[Goal of the exercise] Pick out every line of the entries below where "JSON" occurs, and copy those lines.

[Provided data]
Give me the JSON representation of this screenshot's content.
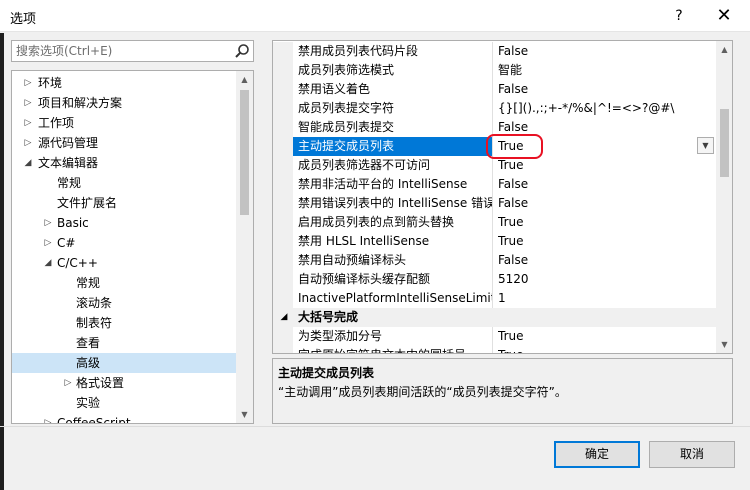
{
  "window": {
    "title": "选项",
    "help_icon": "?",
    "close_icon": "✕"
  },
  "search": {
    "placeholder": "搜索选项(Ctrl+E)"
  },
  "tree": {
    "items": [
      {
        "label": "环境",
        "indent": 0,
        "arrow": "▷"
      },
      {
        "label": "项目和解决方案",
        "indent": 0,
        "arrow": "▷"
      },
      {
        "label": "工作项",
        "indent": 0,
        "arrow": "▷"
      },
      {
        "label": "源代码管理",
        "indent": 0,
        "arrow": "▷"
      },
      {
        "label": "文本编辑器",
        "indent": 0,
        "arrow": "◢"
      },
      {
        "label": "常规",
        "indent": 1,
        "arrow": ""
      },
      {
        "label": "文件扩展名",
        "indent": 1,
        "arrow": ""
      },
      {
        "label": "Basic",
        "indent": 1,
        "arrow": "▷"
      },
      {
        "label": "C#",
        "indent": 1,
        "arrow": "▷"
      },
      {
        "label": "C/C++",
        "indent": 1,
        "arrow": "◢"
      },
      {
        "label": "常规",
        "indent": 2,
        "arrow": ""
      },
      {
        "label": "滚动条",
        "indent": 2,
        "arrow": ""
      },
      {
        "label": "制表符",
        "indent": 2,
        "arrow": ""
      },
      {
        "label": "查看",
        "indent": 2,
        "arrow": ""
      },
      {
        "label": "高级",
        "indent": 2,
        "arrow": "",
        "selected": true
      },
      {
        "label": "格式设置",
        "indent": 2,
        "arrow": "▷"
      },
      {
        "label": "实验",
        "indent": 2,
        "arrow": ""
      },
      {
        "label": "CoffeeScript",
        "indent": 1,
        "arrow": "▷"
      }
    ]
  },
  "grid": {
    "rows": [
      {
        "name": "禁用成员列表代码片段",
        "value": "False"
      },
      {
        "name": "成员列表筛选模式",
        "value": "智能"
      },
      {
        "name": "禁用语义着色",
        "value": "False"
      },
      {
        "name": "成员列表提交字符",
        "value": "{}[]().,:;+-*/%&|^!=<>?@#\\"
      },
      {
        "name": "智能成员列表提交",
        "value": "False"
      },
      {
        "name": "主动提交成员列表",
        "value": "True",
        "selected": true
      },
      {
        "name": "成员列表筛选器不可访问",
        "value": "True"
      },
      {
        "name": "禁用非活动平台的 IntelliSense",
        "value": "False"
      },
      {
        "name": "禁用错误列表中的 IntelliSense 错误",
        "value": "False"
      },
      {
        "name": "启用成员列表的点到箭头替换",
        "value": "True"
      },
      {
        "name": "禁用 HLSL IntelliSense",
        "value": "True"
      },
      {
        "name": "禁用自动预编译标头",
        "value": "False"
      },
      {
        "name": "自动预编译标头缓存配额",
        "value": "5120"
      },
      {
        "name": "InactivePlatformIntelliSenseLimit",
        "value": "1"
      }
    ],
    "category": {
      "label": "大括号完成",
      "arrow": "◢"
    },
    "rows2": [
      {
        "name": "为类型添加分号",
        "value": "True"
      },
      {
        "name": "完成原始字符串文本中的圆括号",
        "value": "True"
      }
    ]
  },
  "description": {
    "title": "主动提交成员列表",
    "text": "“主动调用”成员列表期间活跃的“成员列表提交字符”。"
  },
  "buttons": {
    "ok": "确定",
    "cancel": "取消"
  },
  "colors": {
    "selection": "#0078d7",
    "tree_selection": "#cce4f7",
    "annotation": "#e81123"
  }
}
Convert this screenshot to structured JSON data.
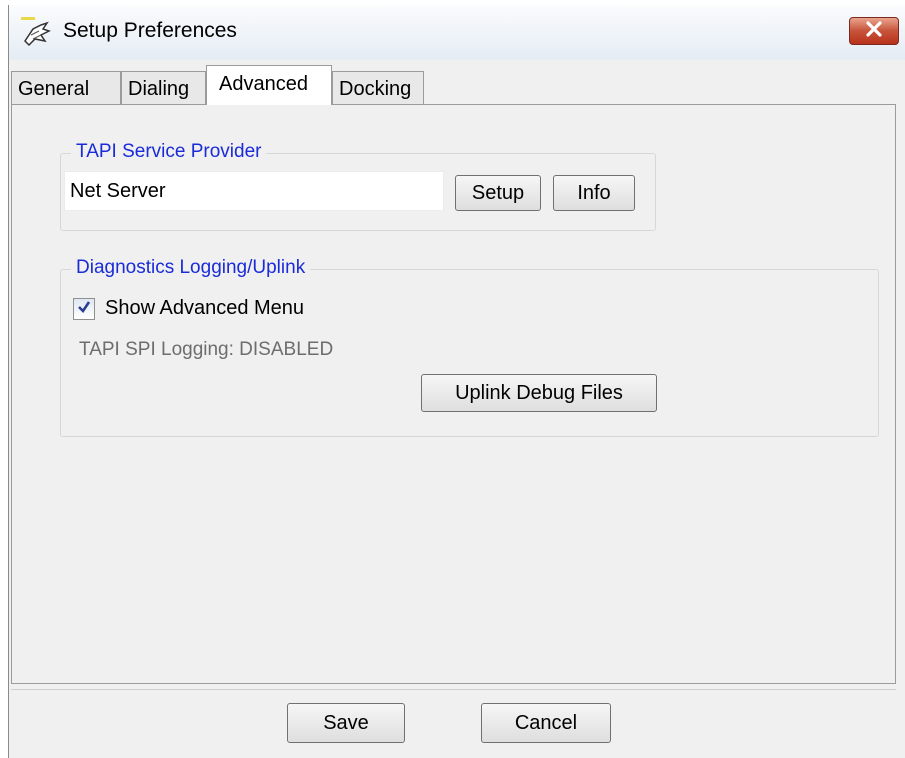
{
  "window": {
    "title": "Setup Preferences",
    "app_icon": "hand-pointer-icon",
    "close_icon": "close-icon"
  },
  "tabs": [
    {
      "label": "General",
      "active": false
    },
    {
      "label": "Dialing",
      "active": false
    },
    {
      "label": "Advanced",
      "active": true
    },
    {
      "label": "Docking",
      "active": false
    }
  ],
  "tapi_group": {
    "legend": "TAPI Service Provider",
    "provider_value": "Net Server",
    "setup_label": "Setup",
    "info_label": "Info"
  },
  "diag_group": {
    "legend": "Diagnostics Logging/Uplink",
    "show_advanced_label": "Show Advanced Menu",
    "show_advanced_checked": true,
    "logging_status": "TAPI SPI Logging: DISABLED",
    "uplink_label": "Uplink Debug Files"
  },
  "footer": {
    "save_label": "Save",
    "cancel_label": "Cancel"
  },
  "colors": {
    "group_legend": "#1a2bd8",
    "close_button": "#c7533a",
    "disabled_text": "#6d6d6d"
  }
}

[Correct output]
Give me the JSON representation of this screenshot's content.
Convert this screenshot to structured JSON data.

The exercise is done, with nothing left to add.